## The task
Please list every line in the items that contains the string "angle", with case counting.

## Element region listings

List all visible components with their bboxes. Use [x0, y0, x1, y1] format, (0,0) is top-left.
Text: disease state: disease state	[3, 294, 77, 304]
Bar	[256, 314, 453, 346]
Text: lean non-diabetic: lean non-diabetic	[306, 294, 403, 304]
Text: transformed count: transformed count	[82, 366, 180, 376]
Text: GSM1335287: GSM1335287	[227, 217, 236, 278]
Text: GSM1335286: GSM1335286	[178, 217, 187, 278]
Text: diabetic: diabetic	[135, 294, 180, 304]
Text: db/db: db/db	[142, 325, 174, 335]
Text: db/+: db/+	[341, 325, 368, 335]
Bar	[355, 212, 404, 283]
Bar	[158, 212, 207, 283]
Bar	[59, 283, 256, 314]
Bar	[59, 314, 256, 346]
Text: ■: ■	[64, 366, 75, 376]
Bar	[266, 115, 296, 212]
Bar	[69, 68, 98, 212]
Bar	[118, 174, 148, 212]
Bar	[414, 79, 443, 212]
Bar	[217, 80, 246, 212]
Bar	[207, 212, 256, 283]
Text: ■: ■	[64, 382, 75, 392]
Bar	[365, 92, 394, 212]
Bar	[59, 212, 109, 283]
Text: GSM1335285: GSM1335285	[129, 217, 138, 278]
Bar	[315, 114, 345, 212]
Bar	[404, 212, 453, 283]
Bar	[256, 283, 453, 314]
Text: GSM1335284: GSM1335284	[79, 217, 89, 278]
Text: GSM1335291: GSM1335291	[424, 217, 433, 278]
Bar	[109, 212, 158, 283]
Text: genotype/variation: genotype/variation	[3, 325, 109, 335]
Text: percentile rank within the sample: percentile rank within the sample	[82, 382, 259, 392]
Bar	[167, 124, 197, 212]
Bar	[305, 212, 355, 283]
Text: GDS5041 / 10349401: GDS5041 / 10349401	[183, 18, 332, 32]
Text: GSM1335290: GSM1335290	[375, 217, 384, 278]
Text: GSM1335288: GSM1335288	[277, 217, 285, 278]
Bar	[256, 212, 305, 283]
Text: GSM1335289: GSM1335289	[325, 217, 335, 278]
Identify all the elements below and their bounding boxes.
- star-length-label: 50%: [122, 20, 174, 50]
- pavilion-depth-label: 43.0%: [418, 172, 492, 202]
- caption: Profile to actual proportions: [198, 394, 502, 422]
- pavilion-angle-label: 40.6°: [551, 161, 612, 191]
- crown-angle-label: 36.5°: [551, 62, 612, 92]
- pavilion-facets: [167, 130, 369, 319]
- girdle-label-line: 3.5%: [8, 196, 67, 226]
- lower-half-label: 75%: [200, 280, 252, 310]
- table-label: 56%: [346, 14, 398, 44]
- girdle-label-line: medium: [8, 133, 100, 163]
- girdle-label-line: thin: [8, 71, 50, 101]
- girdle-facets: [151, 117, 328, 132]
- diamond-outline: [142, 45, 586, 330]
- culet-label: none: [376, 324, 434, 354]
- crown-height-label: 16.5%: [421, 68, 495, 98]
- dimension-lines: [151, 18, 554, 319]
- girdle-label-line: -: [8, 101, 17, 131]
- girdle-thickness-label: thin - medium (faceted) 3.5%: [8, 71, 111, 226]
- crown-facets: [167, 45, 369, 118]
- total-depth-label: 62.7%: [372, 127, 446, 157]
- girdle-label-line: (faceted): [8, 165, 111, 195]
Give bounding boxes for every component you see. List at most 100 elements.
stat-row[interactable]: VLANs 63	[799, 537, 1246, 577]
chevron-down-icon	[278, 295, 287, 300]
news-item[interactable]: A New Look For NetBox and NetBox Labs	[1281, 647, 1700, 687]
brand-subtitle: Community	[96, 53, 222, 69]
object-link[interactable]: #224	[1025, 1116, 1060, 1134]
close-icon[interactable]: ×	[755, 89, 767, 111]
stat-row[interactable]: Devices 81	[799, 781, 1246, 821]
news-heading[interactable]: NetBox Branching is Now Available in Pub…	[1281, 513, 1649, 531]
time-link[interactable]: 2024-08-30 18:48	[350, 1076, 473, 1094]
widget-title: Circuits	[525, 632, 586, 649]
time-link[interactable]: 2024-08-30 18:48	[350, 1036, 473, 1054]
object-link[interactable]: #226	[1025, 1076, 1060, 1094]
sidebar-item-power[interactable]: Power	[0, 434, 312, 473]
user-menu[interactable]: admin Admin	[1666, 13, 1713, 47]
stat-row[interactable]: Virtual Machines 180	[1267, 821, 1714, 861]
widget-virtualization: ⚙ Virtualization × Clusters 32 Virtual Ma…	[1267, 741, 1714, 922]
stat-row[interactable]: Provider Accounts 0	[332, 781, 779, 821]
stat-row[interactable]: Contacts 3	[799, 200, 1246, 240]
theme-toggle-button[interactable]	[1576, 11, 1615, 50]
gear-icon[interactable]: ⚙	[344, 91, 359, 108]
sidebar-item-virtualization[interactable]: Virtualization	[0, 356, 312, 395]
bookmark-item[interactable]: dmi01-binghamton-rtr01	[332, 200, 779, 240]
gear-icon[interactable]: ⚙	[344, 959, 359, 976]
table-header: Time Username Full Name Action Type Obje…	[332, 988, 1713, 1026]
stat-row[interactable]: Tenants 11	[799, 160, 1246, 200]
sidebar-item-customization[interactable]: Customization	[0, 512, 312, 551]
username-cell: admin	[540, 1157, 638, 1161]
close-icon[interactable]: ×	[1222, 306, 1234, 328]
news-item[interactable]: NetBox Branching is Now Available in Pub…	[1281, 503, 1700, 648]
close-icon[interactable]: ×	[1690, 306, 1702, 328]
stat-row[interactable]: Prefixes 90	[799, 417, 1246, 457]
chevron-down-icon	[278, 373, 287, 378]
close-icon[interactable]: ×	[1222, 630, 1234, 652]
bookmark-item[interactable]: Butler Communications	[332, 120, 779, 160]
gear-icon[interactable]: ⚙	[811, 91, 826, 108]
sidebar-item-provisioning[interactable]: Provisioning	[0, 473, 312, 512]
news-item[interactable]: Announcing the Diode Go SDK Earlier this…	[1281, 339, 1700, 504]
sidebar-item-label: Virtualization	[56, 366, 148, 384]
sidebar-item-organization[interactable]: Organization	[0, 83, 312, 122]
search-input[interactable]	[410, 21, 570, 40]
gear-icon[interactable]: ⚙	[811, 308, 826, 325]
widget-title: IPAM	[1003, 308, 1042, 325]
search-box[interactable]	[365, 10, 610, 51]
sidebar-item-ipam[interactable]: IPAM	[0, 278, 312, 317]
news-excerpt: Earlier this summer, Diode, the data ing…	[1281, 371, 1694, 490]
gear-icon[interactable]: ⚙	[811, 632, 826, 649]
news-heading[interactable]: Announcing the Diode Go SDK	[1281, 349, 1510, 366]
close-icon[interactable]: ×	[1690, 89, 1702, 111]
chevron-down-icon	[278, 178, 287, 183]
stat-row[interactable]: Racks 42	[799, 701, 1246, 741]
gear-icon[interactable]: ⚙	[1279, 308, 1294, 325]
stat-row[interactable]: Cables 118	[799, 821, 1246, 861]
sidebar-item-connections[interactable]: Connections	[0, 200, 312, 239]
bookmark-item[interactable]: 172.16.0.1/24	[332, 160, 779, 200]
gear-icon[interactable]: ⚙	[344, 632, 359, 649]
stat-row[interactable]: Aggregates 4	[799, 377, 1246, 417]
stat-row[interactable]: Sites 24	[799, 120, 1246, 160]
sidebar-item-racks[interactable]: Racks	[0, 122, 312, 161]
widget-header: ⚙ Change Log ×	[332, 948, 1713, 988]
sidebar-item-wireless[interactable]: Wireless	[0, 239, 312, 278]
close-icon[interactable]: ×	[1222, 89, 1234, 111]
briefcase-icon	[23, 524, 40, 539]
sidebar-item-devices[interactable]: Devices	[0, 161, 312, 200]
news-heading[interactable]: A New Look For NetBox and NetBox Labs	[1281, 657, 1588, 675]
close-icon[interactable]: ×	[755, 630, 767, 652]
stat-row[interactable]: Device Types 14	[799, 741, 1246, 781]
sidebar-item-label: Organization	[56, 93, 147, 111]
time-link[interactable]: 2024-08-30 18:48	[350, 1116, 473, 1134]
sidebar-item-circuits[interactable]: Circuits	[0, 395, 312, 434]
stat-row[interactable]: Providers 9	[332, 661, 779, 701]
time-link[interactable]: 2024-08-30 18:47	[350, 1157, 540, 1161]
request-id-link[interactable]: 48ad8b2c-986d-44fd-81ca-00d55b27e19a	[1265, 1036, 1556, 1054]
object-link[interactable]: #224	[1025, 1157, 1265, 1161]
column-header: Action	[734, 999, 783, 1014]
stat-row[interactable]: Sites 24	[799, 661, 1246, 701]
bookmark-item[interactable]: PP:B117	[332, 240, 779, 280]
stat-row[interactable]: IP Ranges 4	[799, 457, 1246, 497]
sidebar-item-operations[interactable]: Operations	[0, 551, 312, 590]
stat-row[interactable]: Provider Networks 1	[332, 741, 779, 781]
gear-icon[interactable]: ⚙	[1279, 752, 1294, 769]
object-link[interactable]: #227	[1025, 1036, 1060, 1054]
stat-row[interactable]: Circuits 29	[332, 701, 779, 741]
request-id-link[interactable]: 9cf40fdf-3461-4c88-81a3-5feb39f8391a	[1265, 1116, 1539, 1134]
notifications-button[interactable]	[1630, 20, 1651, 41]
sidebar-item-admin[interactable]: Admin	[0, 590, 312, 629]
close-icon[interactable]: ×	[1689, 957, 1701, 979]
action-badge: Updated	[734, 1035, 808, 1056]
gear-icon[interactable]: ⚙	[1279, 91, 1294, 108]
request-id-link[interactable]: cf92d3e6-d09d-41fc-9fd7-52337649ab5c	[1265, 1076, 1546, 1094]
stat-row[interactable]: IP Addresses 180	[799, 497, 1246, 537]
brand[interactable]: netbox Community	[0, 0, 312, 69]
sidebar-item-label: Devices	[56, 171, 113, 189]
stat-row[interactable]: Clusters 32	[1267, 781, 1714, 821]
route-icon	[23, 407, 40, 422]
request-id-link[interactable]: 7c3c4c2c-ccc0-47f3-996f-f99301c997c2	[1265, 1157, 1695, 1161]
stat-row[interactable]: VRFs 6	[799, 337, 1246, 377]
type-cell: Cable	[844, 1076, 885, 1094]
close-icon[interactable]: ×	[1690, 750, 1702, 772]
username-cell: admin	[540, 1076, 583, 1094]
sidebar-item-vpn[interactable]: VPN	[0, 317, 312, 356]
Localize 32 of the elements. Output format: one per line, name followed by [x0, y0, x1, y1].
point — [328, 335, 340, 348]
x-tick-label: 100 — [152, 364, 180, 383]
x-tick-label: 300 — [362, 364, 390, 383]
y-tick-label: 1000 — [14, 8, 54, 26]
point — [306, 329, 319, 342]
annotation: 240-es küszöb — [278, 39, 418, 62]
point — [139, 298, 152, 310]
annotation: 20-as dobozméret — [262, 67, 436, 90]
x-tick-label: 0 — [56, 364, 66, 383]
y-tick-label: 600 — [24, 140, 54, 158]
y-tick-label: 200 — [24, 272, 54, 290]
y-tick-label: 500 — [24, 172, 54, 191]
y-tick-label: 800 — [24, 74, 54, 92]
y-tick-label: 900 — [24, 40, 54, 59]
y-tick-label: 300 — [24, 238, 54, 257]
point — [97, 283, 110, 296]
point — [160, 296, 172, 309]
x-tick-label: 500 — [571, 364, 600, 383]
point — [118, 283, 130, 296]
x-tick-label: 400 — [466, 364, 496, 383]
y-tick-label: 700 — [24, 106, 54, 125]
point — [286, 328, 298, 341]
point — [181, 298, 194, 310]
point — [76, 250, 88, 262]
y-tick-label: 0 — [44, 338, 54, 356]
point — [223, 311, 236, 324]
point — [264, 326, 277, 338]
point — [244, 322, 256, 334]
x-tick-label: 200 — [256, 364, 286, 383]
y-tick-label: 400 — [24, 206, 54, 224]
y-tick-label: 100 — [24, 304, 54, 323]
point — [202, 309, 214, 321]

## Result of this exercise
- pavilion-angle-label: 40.6°: [551, 161, 612, 191]
- crown-angle-label: 36.5°: [551, 62, 612, 92]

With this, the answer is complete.